(Extracted data entries)
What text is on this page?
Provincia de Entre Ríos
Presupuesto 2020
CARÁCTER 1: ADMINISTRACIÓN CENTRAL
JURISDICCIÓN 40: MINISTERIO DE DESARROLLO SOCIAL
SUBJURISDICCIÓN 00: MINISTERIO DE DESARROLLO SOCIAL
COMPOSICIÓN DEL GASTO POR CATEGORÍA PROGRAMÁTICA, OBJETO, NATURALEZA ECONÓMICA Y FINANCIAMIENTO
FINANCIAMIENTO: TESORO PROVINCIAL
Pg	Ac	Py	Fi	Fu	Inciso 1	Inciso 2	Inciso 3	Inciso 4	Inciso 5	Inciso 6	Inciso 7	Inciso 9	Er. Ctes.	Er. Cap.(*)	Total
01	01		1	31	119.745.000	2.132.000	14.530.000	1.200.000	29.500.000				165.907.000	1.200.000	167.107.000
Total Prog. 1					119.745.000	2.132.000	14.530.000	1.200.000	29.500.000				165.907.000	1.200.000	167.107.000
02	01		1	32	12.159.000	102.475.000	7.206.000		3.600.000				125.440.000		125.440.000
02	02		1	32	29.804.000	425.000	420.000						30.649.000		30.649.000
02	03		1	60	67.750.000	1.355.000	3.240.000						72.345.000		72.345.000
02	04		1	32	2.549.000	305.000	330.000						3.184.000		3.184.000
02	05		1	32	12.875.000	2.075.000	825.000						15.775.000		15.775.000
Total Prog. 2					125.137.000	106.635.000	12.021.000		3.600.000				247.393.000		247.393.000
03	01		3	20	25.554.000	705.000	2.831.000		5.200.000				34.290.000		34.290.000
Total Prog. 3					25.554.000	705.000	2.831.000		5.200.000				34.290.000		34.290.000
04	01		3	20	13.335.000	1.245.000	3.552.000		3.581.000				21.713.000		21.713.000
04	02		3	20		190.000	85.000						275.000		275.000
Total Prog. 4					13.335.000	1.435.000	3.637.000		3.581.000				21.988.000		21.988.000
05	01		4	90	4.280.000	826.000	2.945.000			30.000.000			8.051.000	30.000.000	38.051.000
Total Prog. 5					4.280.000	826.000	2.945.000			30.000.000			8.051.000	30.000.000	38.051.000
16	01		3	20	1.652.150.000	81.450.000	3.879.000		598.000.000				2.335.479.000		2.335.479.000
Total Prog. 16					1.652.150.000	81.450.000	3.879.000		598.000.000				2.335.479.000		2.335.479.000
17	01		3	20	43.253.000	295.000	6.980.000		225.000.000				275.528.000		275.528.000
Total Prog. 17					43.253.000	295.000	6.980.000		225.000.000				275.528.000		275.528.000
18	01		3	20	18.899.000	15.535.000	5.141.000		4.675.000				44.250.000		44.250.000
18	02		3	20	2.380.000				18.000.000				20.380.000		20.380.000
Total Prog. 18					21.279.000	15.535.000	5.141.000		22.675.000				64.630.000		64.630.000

==

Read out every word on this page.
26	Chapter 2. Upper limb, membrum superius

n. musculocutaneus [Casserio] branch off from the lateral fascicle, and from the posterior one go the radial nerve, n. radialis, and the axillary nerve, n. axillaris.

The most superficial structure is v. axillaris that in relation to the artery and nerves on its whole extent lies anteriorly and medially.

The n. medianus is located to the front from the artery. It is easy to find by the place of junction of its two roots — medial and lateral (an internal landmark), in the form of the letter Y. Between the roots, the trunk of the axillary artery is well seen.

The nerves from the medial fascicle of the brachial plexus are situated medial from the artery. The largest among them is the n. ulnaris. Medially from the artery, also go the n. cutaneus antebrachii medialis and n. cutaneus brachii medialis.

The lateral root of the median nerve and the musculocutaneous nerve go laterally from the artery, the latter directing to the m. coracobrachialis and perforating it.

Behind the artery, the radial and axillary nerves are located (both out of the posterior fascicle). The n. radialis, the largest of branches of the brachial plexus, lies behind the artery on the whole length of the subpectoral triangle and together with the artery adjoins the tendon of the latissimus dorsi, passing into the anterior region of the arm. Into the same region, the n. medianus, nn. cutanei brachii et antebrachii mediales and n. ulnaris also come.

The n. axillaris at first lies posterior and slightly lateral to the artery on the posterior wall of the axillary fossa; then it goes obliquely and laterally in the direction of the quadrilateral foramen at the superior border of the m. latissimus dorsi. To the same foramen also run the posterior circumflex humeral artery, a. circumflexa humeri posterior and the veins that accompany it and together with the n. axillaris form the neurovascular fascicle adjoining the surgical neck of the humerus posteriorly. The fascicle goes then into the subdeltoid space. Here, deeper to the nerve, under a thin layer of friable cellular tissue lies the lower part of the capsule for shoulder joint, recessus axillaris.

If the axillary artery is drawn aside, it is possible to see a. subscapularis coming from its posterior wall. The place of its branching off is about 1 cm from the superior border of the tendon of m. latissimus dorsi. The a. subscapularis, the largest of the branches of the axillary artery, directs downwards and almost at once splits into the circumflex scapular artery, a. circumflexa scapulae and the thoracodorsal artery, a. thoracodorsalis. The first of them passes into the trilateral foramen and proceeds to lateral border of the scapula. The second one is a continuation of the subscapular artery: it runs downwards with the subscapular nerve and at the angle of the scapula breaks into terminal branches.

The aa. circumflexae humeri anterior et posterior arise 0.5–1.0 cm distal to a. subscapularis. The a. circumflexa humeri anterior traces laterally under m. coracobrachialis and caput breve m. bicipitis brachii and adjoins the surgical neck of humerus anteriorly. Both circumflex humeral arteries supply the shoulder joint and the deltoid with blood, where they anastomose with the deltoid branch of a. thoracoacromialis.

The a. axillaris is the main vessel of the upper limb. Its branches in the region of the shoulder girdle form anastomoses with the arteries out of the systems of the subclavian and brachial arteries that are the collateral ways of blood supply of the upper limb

---

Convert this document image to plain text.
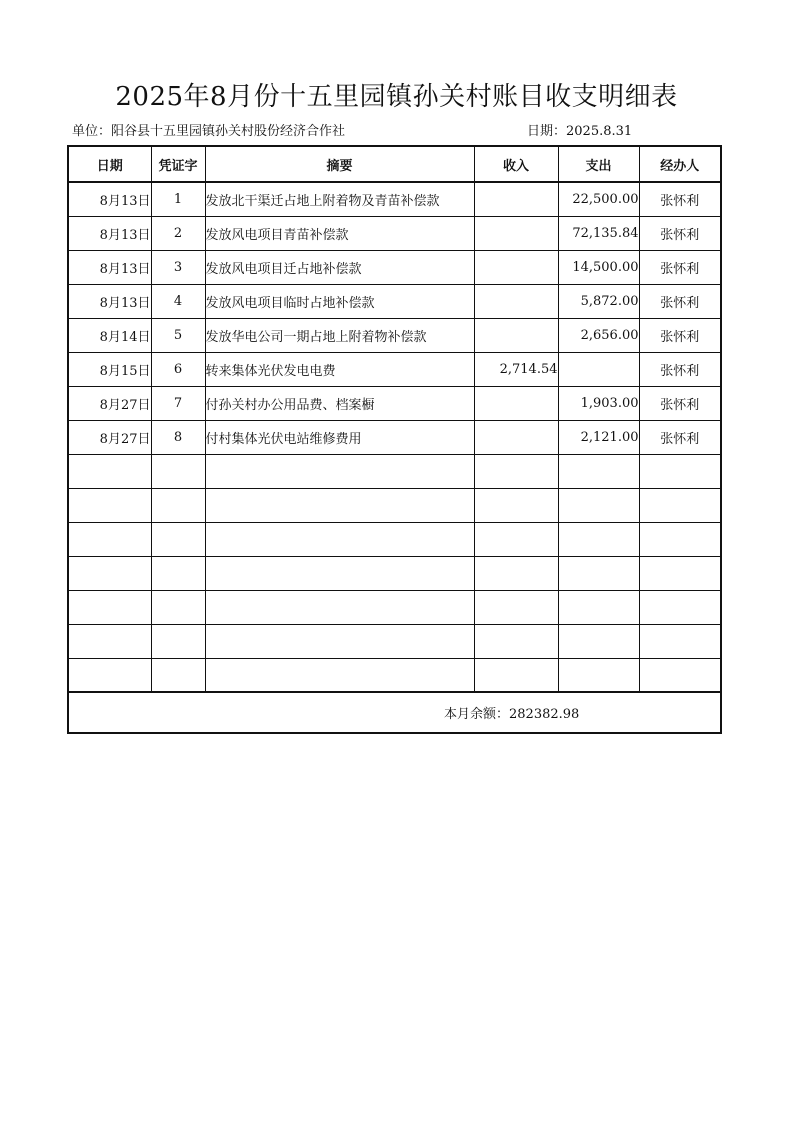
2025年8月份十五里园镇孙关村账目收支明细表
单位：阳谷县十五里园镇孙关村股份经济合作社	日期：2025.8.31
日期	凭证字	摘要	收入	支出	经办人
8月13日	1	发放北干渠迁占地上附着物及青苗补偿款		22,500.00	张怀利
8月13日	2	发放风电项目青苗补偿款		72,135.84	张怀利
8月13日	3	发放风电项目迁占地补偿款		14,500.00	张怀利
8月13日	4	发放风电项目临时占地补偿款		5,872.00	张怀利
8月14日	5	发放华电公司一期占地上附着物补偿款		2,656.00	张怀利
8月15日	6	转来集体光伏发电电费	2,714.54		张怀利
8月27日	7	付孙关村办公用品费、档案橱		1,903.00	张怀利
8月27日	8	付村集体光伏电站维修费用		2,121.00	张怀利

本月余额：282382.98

### Short problem
Isolate the lines that hold the word "plexus" and copy all of them.

### Reply to the exercise
The nerves from the medial fascicle of the brachial plexus are situated medial from the artery. The largest among them is the n. ulnaris. Medially from the artery, also go the n. cutaneus antebrachii medialis and n. cutaneus brachii medialis.
Behind the artery, the radial and axillary nerves are located (both out of the posterior fascicle). The n. radialis, the largest of branches of the brachial plexus, lies behind the artery on the whole length of the subpectoral triangle and together with the artery adjoins the tendon of the latissimus dorsi, passing into the anterior region of the arm. Into the same region, the n. medianus, nn. cutanei brachii et antebrachii mediales and n. ulnaris also come.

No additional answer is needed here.